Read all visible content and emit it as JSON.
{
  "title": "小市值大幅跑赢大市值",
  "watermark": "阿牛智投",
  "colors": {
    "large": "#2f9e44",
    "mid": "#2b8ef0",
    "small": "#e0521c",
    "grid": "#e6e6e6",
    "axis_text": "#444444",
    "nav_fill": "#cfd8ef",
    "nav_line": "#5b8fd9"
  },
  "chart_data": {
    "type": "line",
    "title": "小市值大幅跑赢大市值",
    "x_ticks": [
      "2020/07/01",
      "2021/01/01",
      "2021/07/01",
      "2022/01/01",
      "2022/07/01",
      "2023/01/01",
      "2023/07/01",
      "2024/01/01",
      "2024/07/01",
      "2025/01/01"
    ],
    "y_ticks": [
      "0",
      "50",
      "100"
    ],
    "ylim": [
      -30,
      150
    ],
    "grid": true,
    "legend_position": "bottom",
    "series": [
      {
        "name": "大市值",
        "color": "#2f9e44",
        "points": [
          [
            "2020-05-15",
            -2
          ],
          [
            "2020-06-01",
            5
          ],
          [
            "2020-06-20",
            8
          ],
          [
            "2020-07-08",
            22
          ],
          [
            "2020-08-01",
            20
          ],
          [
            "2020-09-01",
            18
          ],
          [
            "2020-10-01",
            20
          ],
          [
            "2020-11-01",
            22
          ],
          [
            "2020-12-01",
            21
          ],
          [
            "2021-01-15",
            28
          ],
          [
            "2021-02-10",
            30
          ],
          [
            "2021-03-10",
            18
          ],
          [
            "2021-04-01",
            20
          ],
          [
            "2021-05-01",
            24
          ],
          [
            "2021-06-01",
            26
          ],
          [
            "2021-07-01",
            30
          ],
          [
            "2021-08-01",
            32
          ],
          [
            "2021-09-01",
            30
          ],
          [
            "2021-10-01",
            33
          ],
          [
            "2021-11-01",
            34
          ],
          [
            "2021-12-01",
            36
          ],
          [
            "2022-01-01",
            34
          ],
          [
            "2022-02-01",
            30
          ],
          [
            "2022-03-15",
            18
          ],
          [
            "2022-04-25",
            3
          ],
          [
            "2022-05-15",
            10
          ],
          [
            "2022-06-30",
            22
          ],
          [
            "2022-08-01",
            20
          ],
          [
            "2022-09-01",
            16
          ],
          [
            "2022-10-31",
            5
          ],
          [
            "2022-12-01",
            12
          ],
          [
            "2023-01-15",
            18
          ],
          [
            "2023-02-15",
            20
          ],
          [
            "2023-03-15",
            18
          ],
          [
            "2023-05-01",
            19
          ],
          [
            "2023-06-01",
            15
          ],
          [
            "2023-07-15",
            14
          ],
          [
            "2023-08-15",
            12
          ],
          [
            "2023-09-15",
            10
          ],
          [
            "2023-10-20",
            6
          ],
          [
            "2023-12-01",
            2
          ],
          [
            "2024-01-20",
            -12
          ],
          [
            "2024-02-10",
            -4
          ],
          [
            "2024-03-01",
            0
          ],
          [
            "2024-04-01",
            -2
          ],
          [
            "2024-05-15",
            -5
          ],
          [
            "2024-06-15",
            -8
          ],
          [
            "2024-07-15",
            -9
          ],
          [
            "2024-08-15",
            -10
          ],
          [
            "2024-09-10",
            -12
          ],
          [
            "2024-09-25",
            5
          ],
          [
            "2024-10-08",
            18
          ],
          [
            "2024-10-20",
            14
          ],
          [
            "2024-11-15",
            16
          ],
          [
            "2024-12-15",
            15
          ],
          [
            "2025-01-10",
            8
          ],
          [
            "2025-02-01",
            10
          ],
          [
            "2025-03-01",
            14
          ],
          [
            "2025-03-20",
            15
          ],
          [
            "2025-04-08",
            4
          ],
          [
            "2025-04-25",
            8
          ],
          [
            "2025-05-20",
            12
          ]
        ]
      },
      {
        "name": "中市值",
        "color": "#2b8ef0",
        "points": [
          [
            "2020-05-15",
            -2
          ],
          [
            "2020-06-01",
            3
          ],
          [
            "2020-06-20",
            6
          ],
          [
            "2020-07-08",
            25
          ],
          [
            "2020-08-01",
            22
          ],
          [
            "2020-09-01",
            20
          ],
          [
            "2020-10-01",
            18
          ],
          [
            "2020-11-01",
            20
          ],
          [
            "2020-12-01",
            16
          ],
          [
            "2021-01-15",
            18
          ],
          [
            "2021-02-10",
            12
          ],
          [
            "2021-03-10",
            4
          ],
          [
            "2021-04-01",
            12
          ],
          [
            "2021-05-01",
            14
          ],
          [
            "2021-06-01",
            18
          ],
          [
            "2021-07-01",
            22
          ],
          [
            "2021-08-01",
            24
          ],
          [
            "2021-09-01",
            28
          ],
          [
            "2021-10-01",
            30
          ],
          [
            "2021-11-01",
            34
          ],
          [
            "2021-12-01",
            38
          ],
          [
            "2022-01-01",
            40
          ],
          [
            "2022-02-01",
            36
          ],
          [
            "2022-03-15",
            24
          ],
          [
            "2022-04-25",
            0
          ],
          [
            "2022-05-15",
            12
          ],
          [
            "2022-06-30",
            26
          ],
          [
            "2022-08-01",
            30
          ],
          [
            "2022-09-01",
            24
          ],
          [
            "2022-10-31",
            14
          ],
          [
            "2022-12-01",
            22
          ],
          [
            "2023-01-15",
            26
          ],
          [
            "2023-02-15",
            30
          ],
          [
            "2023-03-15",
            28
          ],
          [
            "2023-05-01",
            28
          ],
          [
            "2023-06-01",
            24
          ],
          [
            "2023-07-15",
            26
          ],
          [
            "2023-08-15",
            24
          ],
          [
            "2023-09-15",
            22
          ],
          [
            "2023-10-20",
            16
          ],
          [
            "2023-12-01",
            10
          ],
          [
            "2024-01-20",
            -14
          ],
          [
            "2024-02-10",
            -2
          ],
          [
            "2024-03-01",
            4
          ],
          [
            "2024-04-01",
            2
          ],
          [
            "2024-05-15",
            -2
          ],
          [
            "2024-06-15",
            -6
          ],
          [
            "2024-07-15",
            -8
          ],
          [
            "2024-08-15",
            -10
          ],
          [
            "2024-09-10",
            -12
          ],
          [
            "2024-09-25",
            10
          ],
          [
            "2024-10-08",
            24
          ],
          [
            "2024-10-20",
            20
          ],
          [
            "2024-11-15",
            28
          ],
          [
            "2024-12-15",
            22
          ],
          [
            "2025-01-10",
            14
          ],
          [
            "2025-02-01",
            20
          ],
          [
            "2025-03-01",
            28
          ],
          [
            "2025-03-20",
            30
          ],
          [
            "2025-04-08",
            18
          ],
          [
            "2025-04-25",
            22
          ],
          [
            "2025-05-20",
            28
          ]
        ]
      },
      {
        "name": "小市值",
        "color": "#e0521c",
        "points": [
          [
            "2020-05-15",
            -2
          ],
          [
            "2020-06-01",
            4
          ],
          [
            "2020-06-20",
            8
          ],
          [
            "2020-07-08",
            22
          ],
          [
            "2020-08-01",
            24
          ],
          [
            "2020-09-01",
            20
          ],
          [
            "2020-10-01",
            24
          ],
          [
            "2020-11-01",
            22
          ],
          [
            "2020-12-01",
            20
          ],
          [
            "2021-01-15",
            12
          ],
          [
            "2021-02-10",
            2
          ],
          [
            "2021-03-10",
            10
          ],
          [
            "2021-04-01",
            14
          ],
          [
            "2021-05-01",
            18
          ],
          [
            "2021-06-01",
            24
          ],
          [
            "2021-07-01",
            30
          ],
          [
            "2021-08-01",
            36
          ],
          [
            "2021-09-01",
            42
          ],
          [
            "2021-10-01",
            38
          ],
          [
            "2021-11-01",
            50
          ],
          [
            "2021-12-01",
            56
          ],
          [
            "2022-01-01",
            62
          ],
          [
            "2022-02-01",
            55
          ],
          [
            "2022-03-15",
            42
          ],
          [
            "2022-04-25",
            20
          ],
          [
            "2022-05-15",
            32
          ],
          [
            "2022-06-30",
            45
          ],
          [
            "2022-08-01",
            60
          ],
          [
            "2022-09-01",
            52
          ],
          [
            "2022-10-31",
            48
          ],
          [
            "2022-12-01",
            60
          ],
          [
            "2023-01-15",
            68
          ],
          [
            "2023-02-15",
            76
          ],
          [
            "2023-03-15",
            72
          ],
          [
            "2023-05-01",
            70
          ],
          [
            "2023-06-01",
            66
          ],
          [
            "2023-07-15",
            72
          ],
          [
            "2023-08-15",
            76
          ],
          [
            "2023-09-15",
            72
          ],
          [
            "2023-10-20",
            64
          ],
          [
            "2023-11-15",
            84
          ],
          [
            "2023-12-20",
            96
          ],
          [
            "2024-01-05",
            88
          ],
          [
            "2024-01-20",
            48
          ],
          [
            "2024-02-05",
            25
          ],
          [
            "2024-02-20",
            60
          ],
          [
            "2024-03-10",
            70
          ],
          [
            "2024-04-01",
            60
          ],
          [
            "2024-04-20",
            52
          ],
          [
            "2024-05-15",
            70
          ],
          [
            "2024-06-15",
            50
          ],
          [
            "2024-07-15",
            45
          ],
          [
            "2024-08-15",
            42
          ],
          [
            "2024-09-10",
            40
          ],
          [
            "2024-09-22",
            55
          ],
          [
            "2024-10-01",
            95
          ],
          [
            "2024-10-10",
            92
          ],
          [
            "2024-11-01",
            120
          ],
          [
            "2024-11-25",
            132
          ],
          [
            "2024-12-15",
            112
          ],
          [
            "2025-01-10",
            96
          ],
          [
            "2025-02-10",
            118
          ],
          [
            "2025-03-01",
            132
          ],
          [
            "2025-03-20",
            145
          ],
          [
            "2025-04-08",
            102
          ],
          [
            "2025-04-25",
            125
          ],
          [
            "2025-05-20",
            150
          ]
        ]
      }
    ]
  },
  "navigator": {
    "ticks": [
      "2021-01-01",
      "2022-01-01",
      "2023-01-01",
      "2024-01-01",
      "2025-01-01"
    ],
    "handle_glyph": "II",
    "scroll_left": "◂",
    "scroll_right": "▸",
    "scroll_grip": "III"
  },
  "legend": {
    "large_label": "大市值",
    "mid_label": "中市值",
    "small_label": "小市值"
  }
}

WORK INSTRUCTIONS: Pull every line containing the word "小市值大幅跑赢大市值" out of the entries above.

SOLUTION:
  "title": "小市值大幅跑赢大市值",
    "title": "小市值大幅跑赢大市值",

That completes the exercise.